Reproduce all of the records below line for line without altering a single character. Leave the pictures out of your answer.

>> begin Task material

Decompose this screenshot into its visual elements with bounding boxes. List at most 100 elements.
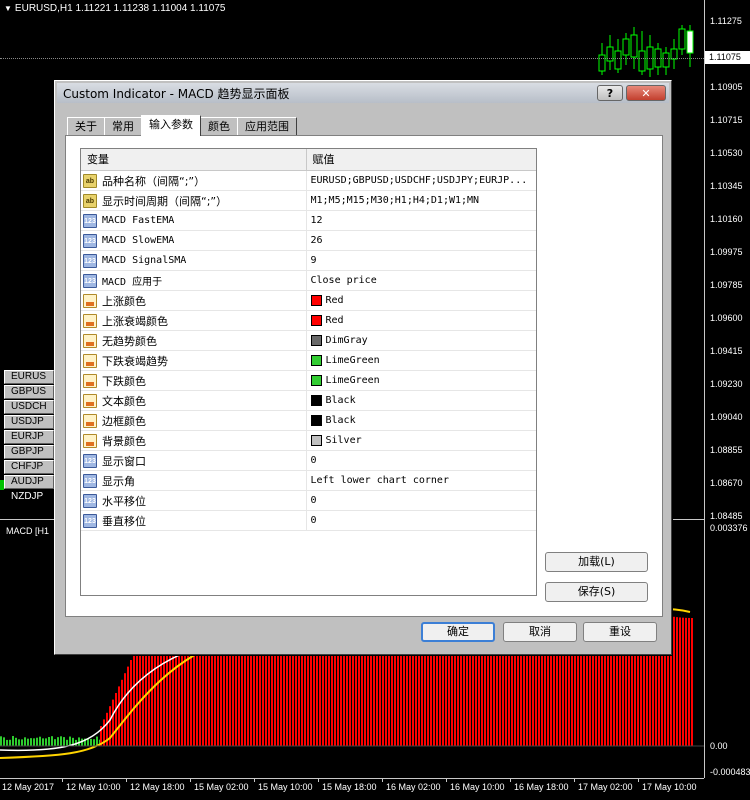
param-value-cell[interactable]: 9 (307, 251, 537, 270)
color-swatch (311, 355, 322, 366)
param-value: LimeGreen (326, 375, 380, 386)
param-row[interactable]: 123 水平移位 0 (81, 491, 536, 511)
param-value-cell[interactable]: 0 (307, 491, 537, 510)
col-header-value[interactable]: 赋值 (307, 149, 537, 170)
param-name: 品种名称（间隔“;”） (102, 173, 205, 189)
param-name: 下跌衰竭趋势 (102, 353, 168, 369)
tab-inputs[interactable]: 输入参数 (141, 115, 201, 136)
tab-about[interactable]: 关于 (67, 117, 105, 135)
time-tick (446, 779, 447, 782)
param-row[interactable]: ab 品种名称（间隔“;”） EURUSD;GBPUSD;USDCHF;USDJPY… (81, 171, 536, 191)
param-value-cell[interactable]: 12 (307, 211, 537, 230)
param-value-cell[interactable]: DimGray (307, 331, 537, 350)
macd-scale-label: 0.00 (710, 741, 728, 751)
symbol-item[interactable]: USDJP (4, 415, 54, 429)
time-tick (574, 779, 575, 782)
param-row[interactable]: 123 显示窗口 0 (81, 451, 536, 471)
color-param-icon (83, 314, 97, 328)
symbol-item[interactable]: AUDJP (4, 475, 54, 489)
help-button[interactable]: ? (597, 85, 623, 101)
symbol-item[interactable]: EURJP (4, 430, 54, 444)
param-value-cell[interactable]: 0 (307, 451, 537, 470)
param-value-cell[interactable]: 26 (307, 231, 537, 250)
param-row[interactable]: 上涨衰竭颜色 Red (81, 311, 536, 331)
param-row[interactable]: 123 MACD SlowEMA 26 (81, 231, 536, 251)
load-button[interactable]: 加载(L) (545, 552, 648, 572)
param-row[interactable]: 下跌衰竭趋势 LimeGreen (81, 351, 536, 371)
symbol-item[interactable]: NZDJP (4, 490, 54, 504)
symbol-item[interactable]: GBPUS (4, 385, 54, 399)
symbol-item[interactable]: CHFJP (4, 460, 54, 474)
color-swatch (311, 295, 322, 306)
param-value-cell[interactable]: Close price (307, 271, 537, 290)
time-axis[interactable]: 12 May 2017 12 May 10:00 12 May 18:00 15… (0, 778, 704, 800)
symbol-item[interactable]: GBPJP (4, 445, 54, 459)
param-name-cell: 边框颜色 (81, 411, 307, 430)
color-param-icon (83, 414, 97, 428)
param-value-cell[interactable]: Black (307, 411, 537, 430)
time-label: 16 May 02:00 (386, 782, 441, 792)
time-tick (126, 779, 127, 782)
symbol-marker (0, 480, 4, 490)
param-value-cell[interactable]: Red (307, 291, 537, 310)
time-label: 16 May 18:00 (514, 782, 569, 792)
param-row[interactable]: 123 MACD FastEMA 12 (81, 211, 536, 231)
param-value-cell[interactable]: EURUSD;GBPUSD;USDCHF;USDJPY;EURJP... (307, 171, 537, 190)
param-value-cell[interactable]: Black (307, 391, 537, 410)
param-row[interactable]: 123 垂直移位 0 (81, 511, 536, 531)
time-tick (62, 779, 63, 782)
time-tick (318, 779, 319, 782)
param-name: 下跌颜色 (102, 373, 146, 389)
param-row[interactable]: 文本颜色 Black (81, 391, 536, 411)
tab-common[interactable]: 常用 (104, 117, 142, 135)
param-value-cell[interactable]: M1;M5;M15;M30;H1;H4;D1;W1;MN (307, 191, 537, 210)
param-value-cell[interactable]: Left lower chart corner (307, 471, 537, 490)
param-value-cell[interactable]: Red (307, 311, 537, 330)
param-row[interactable]: ab 显示时间周期（间隔“;”） M1;M5;M15;M30;H1;H4;D1;W1… (81, 191, 536, 211)
param-value: 0 (311, 515, 317, 526)
param-value-cell[interactable]: 0 (307, 511, 537, 530)
number-param-icon: 123 (83, 474, 97, 488)
param-row[interactable]: 背景颜色 Silver (81, 431, 536, 451)
param-row[interactable]: 123 显示角 Left lower chart corner (81, 471, 536, 491)
time-tick (382, 779, 383, 782)
ok-button[interactable]: 确定 (421, 622, 495, 642)
param-value: Close price (311, 275, 377, 286)
param-name: 显示窗口 (102, 453, 146, 469)
param-name-cell: 123 垂直移位 (81, 511, 307, 530)
cancel-button[interactable]: 取消 (503, 622, 577, 642)
param-value-cell[interactable]: LimeGreen (307, 371, 537, 390)
param-name: 显示时间周期（间隔“;”） (102, 193, 227, 209)
time-label: 15 May 18:00 (322, 782, 377, 792)
col-header-variable[interactable]: 变量 (81, 149, 307, 170)
param-row[interactable]: 边框颜色 Black (81, 411, 536, 431)
close-button[interactable]: ✕ (626, 85, 666, 101)
param-row[interactable]: 123 MACD SignalSMA 9 (81, 251, 536, 271)
symbol-item[interactable]: EURUS (4, 370, 54, 384)
param-name: 水平移位 (102, 493, 146, 509)
color-param-icon (83, 334, 97, 348)
symbol-item[interactable]: USDCH (4, 400, 54, 414)
param-name: 背景颜色 (102, 433, 146, 449)
dialog-titlebar[interactable]: Custom Indicator - MACD 趋势显示面板 ? ✕ (57, 83, 669, 103)
string-param-icon: ab (83, 174, 97, 188)
param-value-cell[interactable]: Silver (307, 431, 537, 450)
price-label: 1.08855 (710, 445, 743, 455)
param-name-cell: 下跌颜色 (81, 371, 307, 390)
param-row[interactable]: 123 MACD 应用于 Close price (81, 271, 536, 291)
param-row[interactable]: 上涨颜色 Red (81, 291, 536, 311)
time-tick (190, 779, 191, 782)
param-value-cell[interactable]: LimeGreen (307, 351, 537, 370)
terminal-window: ▼ EURUSD,H1 1.11221 1.11238 1.11004 1.11… (0, 0, 750, 800)
chart-header: ▼ EURUSD,H1 1.11221 1.11238 1.11004 1.11… (4, 3, 225, 14)
param-row[interactable]: 下跌颜色 LimeGreen (81, 371, 536, 391)
tab-visualization[interactable]: 应用范围 (237, 117, 297, 135)
color-swatch (311, 335, 322, 346)
param-value: DimGray (326, 335, 368, 346)
tab-colors[interactable]: 颜色 (200, 117, 238, 135)
save-button[interactable]: 保存(S) (545, 582, 648, 602)
param-name: MACD FastEMA (102, 215, 174, 226)
reset-button[interactable]: 重设 (583, 622, 657, 642)
param-row[interactable]: 无趋势颜色 DimGray (81, 331, 536, 351)
time-tick (510, 779, 511, 782)
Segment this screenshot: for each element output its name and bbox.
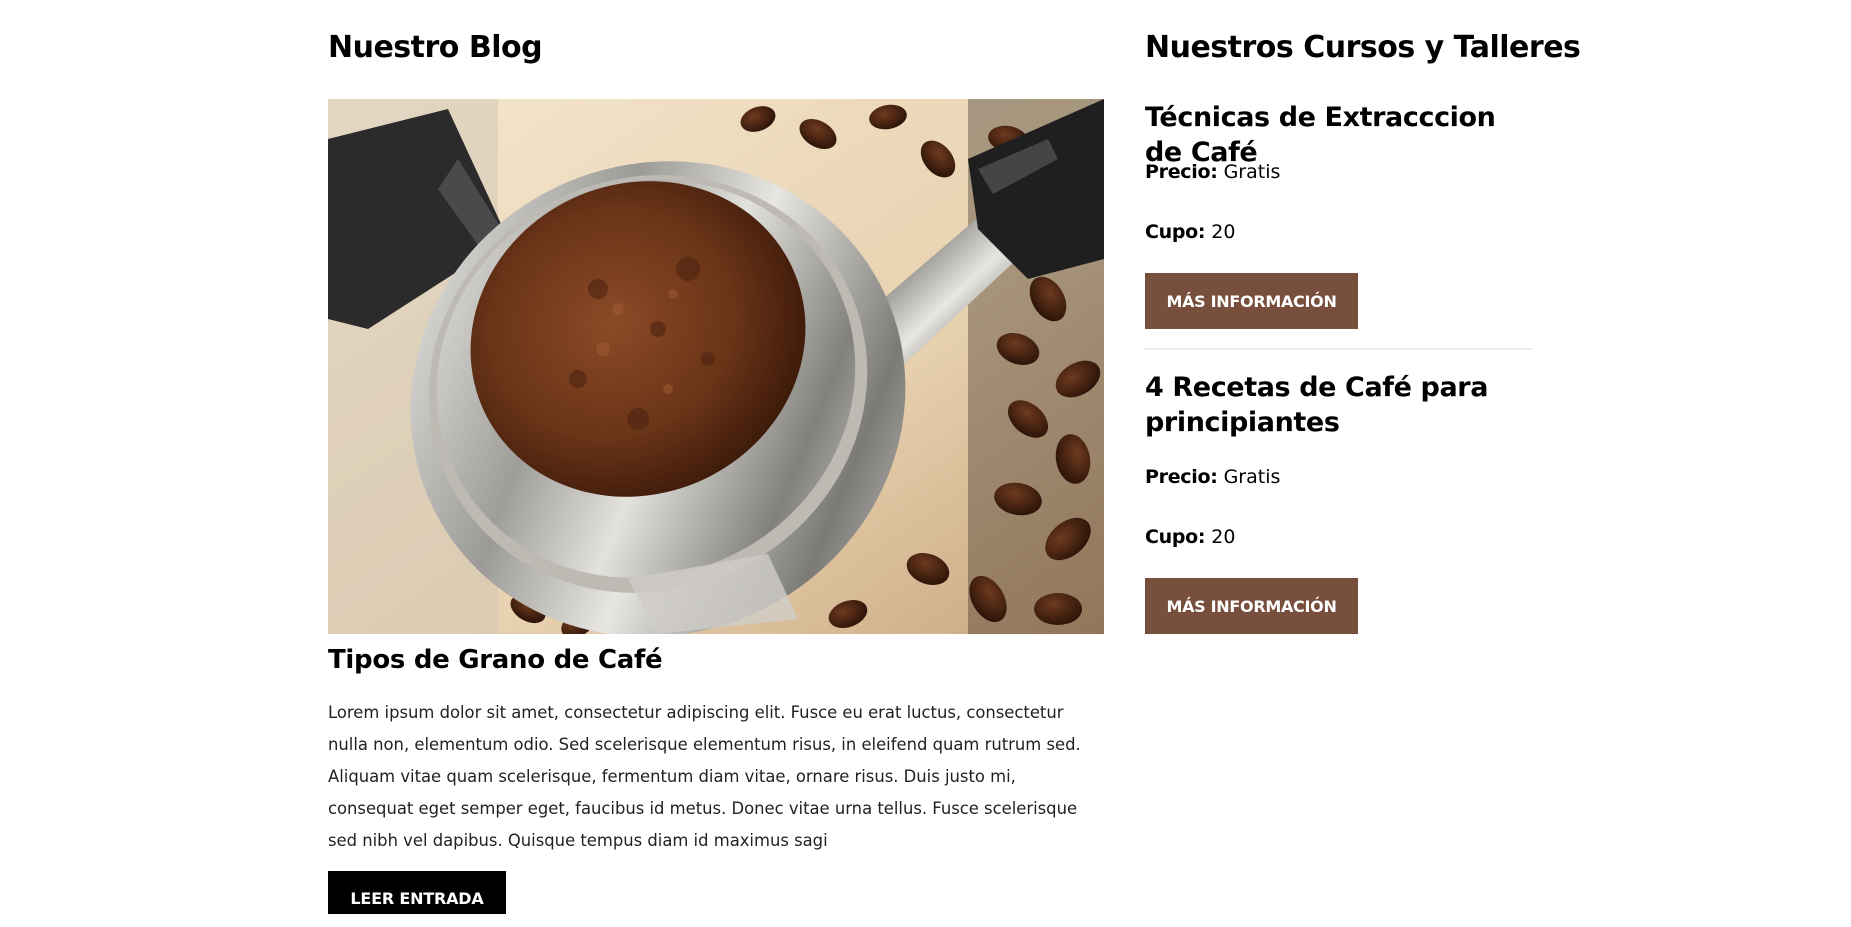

>> end Task material

:: Solution ::
Decompose this screenshot into its visual elements with bounding boxes. List at most 100 elements.
param-value-cell[interactable]: 9 (307, 251, 537, 270)
color-swatch (311, 355, 322, 366)
param-value: LimeGreen (326, 375, 380, 386)
param-row[interactable]: 123 水平移位 0 (81, 491, 536, 511)
param-value-cell[interactable]: 0 (307, 491, 537, 510)
col-header-value[interactable]: 赋值 (307, 149, 537, 170)
param-name: 品种名称（间隔“;”） (102, 173, 205, 189)
param-name: 下跌衰竭趋势 (102, 353, 168, 369)
tab-inputs[interactable]: 输入参数 (141, 115, 201, 136)
tab-about[interactable]: 关于 (67, 117, 105, 135)
time-tick (446, 779, 447, 782)
param-row[interactable]: ab 品种名称（间隔“;”） EURUSD;GBPUSD;USDCHF;USDJPY… (81, 171, 536, 191)
param-value-cell[interactable]: 12 (307, 211, 537, 230)
param-value-cell[interactable]: DimGray (307, 331, 537, 350)
macd-scale-label: 0.00 (710, 741, 728, 751)
symbol-item[interactable]: USDJP (4, 415, 54, 429)
time-tick (574, 779, 575, 782)
param-row[interactable]: 123 显示窗口 0 (81, 451, 536, 471)
color-param-icon (83, 314, 97, 328)
symbol-item[interactable]: AUDJP (4, 475, 54, 489)
help-button[interactable]: ? (597, 85, 623, 101)
symbol-item[interactable]: EURJP (4, 430, 54, 444)
param-value-cell[interactable]: 0 (307, 451, 537, 470)
param-value-cell[interactable]: 26 (307, 231, 537, 250)
param-row[interactable]: 上涨衰竭颜色 Red (81, 311, 536, 331)
param-row[interactable]: 123 MACD SlowEMA 26 (81, 231, 536, 251)
load-button[interactable]: 加载(L) (545, 552, 648, 572)
param-row[interactable]: 下跌衰竭趋势 LimeGreen (81, 351, 536, 371)
symbol-item[interactable]: NZDJP (4, 490, 54, 504)
symbol-item[interactable]: GBPUS (4, 385, 54, 399)
symbol-item[interactable]: CHFJP (4, 460, 54, 474)
color-swatch (311, 295, 322, 306)
param-value-cell[interactable]: Close price (307, 271, 537, 290)
time-axis[interactable]: 12 May 2017 12 May 10:00 12 May 18:00 15… (0, 778, 704, 800)
symbol-item[interactable]: GBPJP (4, 445, 54, 459)
param-name-cell: 边框颜色 (81, 411, 307, 430)
color-param-icon (83, 414, 97, 428)
param-value-cell[interactable]: Black (307, 411, 537, 430)
time-label: 16 May 02:00 (386, 782, 441, 792)
time-tick (126, 779, 127, 782)
symbol-marker (0, 480, 4, 490)
param-value-cell[interactable]: Red (307, 291, 537, 310)
time-label: 16 May 18:00 (514, 782, 569, 792)
param-row[interactable]: 123 MACD FastEMA 12 (81, 211, 536, 231)
param-value-cell[interactable]: EURUSD;GBPUSD;USDCHF;USDJPY;EURJP... (307, 171, 537, 190)
param-value-cell[interactable]: Black (307, 391, 537, 410)
param-row[interactable]: 123 垂直移位 0 (81, 511, 536, 531)
time-tick (62, 779, 63, 782)
time-tick (318, 779, 319, 782)
param-name: 下跌颜色 (102, 373, 146, 389)
param-row[interactable]: 文本颜色 Black (81, 391, 536, 411)
tab-common[interactable]: 常用 (104, 117, 142, 135)
param-value-cell[interactable]: M1;M5;M15;M30;H1;H4;D1;W1;MN (307, 191, 537, 210)
param-value-cell[interactable]: Left lower chart corner (307, 471, 537, 490)
param-value-cell[interactable]: Red (307, 311, 537, 330)
param-row[interactable]: ab 显示时间周期（间隔“;”） M1;M5;M15;M30;H1;H4;D1;W1… (81, 191, 536, 211)
param-value: 0 (311, 515, 317, 526)
param-value-cell[interactable]: 0 (307, 511, 537, 530)
number-param-icon: 123 (83, 474, 97, 488)
param-row[interactable]: 背景颜色 Silver (81, 431, 536, 451)
param-row[interactable]: 123 显示角 Left lower chart corner (81, 471, 536, 491)
time-tick (382, 779, 383, 782)
ok-button[interactable]: 确定 (421, 622, 495, 642)
param-value: Close price (311, 275, 377, 286)
param-name: 显示窗口 (102, 453, 146, 469)
param-name-cell: 123 垂直移位 (81, 511, 307, 530)
cancel-button[interactable]: 取消 (503, 622, 577, 642)
param-value-cell[interactable]: LimeGreen (307, 371, 537, 390)
param-name: 显示时间周期（间隔“;”） (102, 193, 227, 209)
time-label: 15 May 18:00 (322, 782, 377, 792)
col-header-variable[interactable]: 变量 (81, 149, 307, 170)
param-row[interactable]: 边框颜色 Black (81, 411, 536, 431)
close-button[interactable]: ✕ (626, 85, 666, 101)
param-row[interactable]: 123 MACD SignalSMA 9 (81, 251, 536, 271)
symbol-item[interactable]: EURUS (4, 370, 54, 384)
param-name: 水平移位 (102, 493, 146, 509)
color-param-icon (83, 334, 97, 348)
symbol-item[interactable]: USDCH (4, 400, 54, 414)
param-name: 背景颜色 (102, 433, 146, 449)
dialog-titlebar[interactable]: Custom Indicator - MACD 趋势显示面板 ? ✕ (57, 83, 669, 103)
string-param-icon: ab (83, 174, 97, 188)
param-value-cell[interactable]: Silver (307, 431, 537, 450)
price-label: 1.08855 (710, 445, 743, 455)
param-name-cell: 下跌颜色 (81, 371, 307, 390)
param-row[interactable]: 123 MACD 应用于 Close price (81, 271, 536, 291)
param-row[interactable]: 上涨颜色 Red (81, 291, 536, 311)
time-tick (190, 779, 191, 782)
param-value-cell[interactable]: LimeGreen (307, 351, 537, 370)
terminal-window: ▼ EURUSD,H1 1.11221 1.11238 1.11004 1.11… (0, 0, 750, 800)
chart-header: ▼ EURUSD,H1 1.11221 1.11238 1.11004 1.11… (4, 3, 225, 14)
param-row[interactable]: 下跌颜色 LimeGreen (81, 371, 536, 391)
tab-visualization[interactable]: 应用范围 (237, 117, 297, 135)
color-swatch (311, 335, 322, 346)
param-value: DimGray (326, 335, 368, 346)
tab-colors[interactable]: 颜色 (200, 117, 238, 135)
save-button[interactable]: 保存(S) (545, 582, 648, 602)
param-name: MACD FastEMA (102, 215, 174, 226)
reset-button[interactable]: 重设 (583, 622, 657, 642)
param-row[interactable]: 无趋势颜色 DimGray (81, 331, 536, 351)
time-tick (510, 779, 511, 782)
Segment this screenshot: for each element output its name and bbox.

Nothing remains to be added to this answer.